Every record should be written out exactly, with the pictures left out.
── ENTRIES PROVIDED ──
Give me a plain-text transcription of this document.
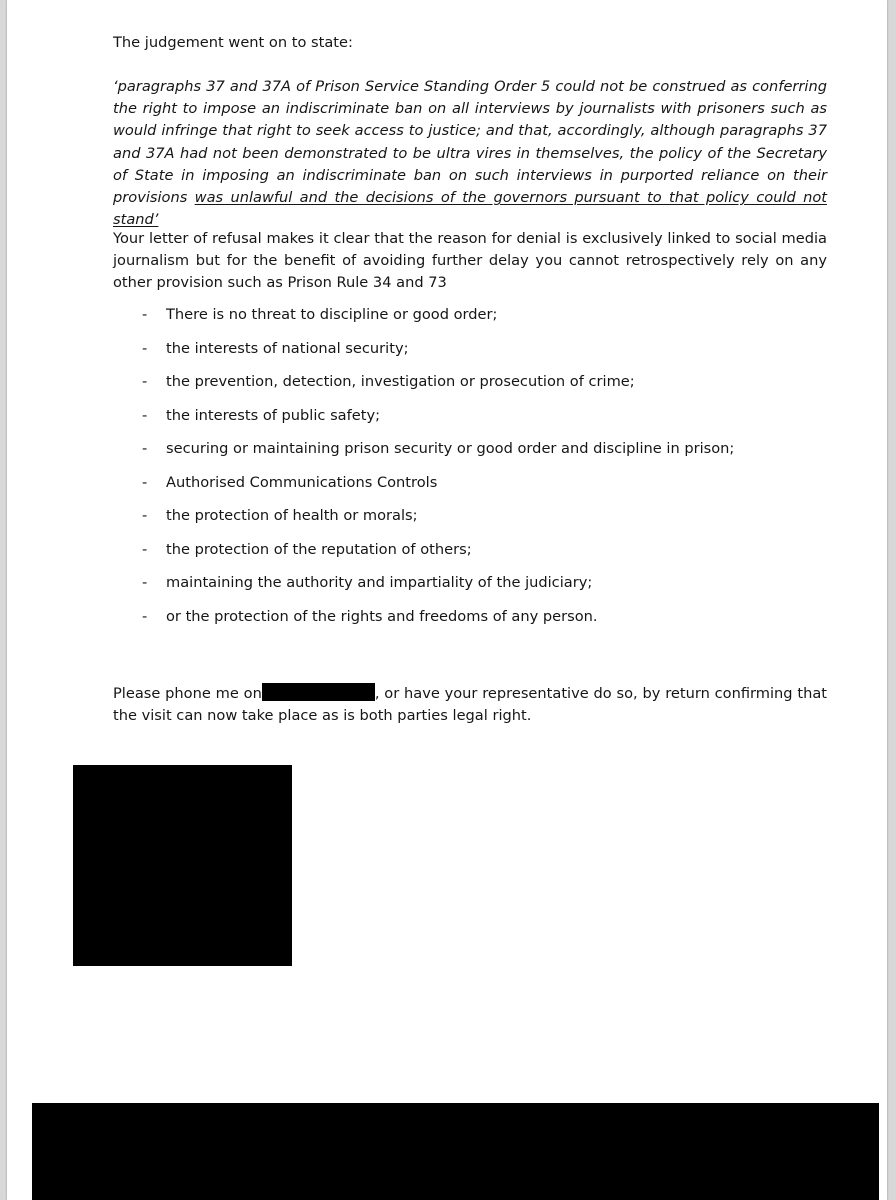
The judgement went on to state:

‘paragraphs 37 and 37A of Prison Service Standing Order 5 could not be construed as conferring the right to impose an indiscriminate ban on all interviews by journalists with prisoners such as would infringe that right to seek access to justice; and that, accordingly, although paragraphs 37 and 37A had not been demonstrated to be ultra vires in themselves, the policy of the Secretary of State in imposing an indiscriminate ban on such interviews in purported reliance on their provisions was unlawful and the decisions of the governors pursuant to that policy could not stand’

Your letter of refusal makes it clear that the reason for denial is exclusively linked to social media journalism but for the benefit of avoiding further delay you cannot retrospectively rely on any other provision such as Prison Rule 34 and 73

- There is no threat to discipline or good order;
- the interests of national security;
- the prevention, detection, investigation or prosecution of crime;
- the interests of public safety;
- securing or maintaining prison security or good order and discipline in prison;
- Authorised Communications Controls
- the protection of health or morals;
- the protection of the reputation of others;
- maintaining the authority and impartiality of the judiciary;
- or the protection of the rights and freedoms of any person.

Please phone me on	, or have your representative do so, by return confirming that the visit can now take place as is both parties legal right.
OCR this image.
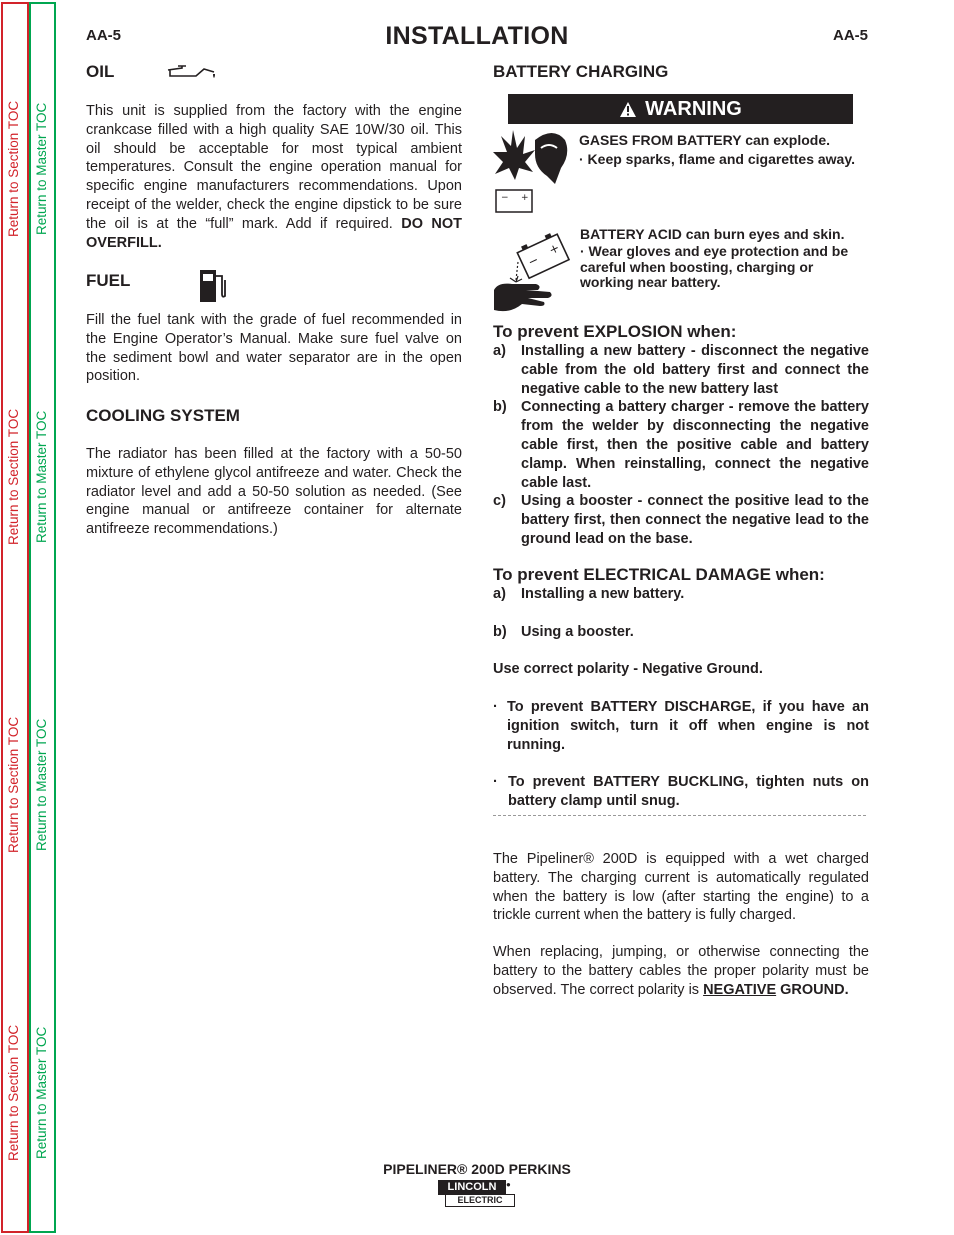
Return to Section TOC Return to Master TOC
Return to Section TOC Return to Master TOC
Return to Section TOC Return to Master TOC
Return to Section TOC Return to Master TOC
AA-5	INSTALLATION	AA-5
OIL
This unit is supplied from the factory with the engine crankcase filled with a high quality SAE 10W/30 oil. This oil should be acceptable for most typical ambient temperatures. Consult the engine operation manual for specific engine manufacturers recommendations. Upon receipt of the welder, check the engine dipstick to be sure the oil is at the “full” mark. Add if required. DO NOT OVERFILL.
FUEL
Fill the fuel tank with the grade of fuel recommended in the Engine Operator’s Manual. Make sure fuel valve on the sediment bowl and water separator are in the open position.
COOLING SYSTEM
The radiator has been filled at the factory with a 50-50 mixture of ethylene glycol antifreeze and water. Check the radiator level and add a 50-50 solution as needed. (See engine manual or antifreeze container for alternate antifreeze recommendations.)
BATTERY CHARGING
WARNING
− +
GASES FROM BATTERY can explode.
· Keep sparks, flame and cigarettes away.
−
+
BATTERY ACID can burn eyes and skin.
· Wear gloves and eye protection and be careful when boosting, charging or working near battery.
To prevent EXPLOSION when:
a)	Installing a new battery - disconnect the negative cable from the old battery first and connect the negative cable to the new battery last
b) Connecting a battery charger - remove the battery from the welder by disconnecting the negative cable first, then the positive cable and battery clamp. When reinstalling, connect the negative cable last.
c)	Using a booster - connect the positive lead to the battery first, then connect the negative lead to the ground lead on the base.
To prevent ELECTRICAL DAMAGE when:
a)	Installing a new battery.
b) Using a booster.
Use correct polarity - Negative Ground.
· To prevent BATTERY DISCHARGE, if you have an ignition switch, turn it off when engine is not running.
· To prevent BATTERY BUCKLING, tighten nuts on battery clamp until snug.
The Pipeliner® 200D is equipped with a wet charged battery. The charging current is automatically regulated when the battery is low (after starting the engine) to a trickle current when the battery is fully charged.
When replacing, jumping, or otherwise connecting the battery to the battery cables the proper polarity must be observed. The correct polarity is NEGATIVE GROUND.
PIPELINER® 200D PERKINS
LINCOLN	●
ELECTRIC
───
RESULT OF THIS EXERCISE:
Give me a plain-text transcription of this document.
The judgement went on to state:

‘paragraphs 37 and 37A of Prison Service Standing Order 5 could not be construed as conferring the right to impose an indiscriminate ban on all interviews by journalists with prisoners such as would infringe that right to seek access to justice; and that, accordingly, although paragraphs 37 and 37A had not been demonstrated to be ultra vires in themselves, the policy of the Secretary of State in imposing an indiscriminate ban on such interviews in purported reliance on their provisions was unlawful and the decisions of the governors pursuant to that policy could not stand’

Your letter of refusal makes it clear that the reason for denial is exclusively linked to social media journalism but for the benefit of avoiding further delay you cannot retrospectively rely on any other provision such as Prison Rule 34 and 73

- There is no threat to discipline or good order;
- the interests of national security;
- the prevention, detection, investigation or prosecution of crime;
- the interests of public safety;
- securing or maintaining prison security or good order and discipline in prison;
- Authorised Communications Controls
- the protection of health or morals;
- the protection of the reputation of others;
- maintaining the authority and impartiality of the judiciary;
- or the protection of the rights and freedoms of any person.

Please phone me on	, or have your representative do so, by return confirming that the visit can now take place as is both parties legal right.
OCR this image.
Return to Section TOC Return to Master TOC
Return to Section TOC Return to Master TOC
Return to Section TOC Return to Master TOC
Return to Section TOC Return to Master TOC
AA-5	INSTALLATION	AA-5
OIL
This unit is supplied from the factory with the engine crankcase filled with a high quality SAE 10W/30 oil. This oil should be acceptable for most typical ambient temperatures. Consult the engine operation manual for specific engine manufacturers recommendations. Upon receipt of the welder, check the engine dipstick to be sure the oil is at the “full” mark. Add if required. DO NOT OVERFILL.
FUEL
Fill the fuel tank with the grade of fuel recommended in the Engine Operator’s Manual. Make sure fuel valve on the sediment bowl and water separator are in the open position.
COOLING SYSTEM
The radiator has been filled at the factory with a 50-50 mixture of ethylene glycol antifreeze and water. Check the radiator level and add a 50-50 solution as needed. (See engine manual or antifreeze container for alternate antifreeze recommendations.)
BATTERY CHARGING
WARNING
− +
GASES FROM BATTERY can explode.
· Keep sparks, flame and cigarettes away.
−
+
BATTERY ACID can burn eyes and skin.
· Wear gloves and eye protection and be careful when boosting, charging or working near battery.
To prevent EXPLOSION when:
a)	Installing a new battery - disconnect the negative cable from the old battery first and connect the negative cable to the new battery last
b) Connecting a battery charger - remove the battery from the welder by disconnecting the negative cable first, then the positive cable and battery clamp. When reinstalling, connect the negative cable last.
c)	Using a booster - connect the positive lead to the battery first, then connect the negative lead to the ground lead on the base.
To prevent ELECTRICAL DAMAGE when:
a)	Installing a new battery.
b) Using a booster.
Use correct polarity - Negative Ground.
· To prevent BATTERY DISCHARGE, if you have an ignition switch, turn it off when engine is not running.
· To prevent BATTERY BUCKLING, tighten nuts on battery clamp until snug.
The Pipeliner® 200D is equipped with a wet charged battery. The charging current is automatically regulated when the battery is low (after starting the engine) to a trickle current when the battery is fully charged.
When replacing, jumping, or otherwise connecting the battery to the battery cables the proper polarity must be observed. The correct polarity is NEGATIVE GROUND.
PIPELINER® 200D PERKINS
LINCOLN	●
ELECTRIC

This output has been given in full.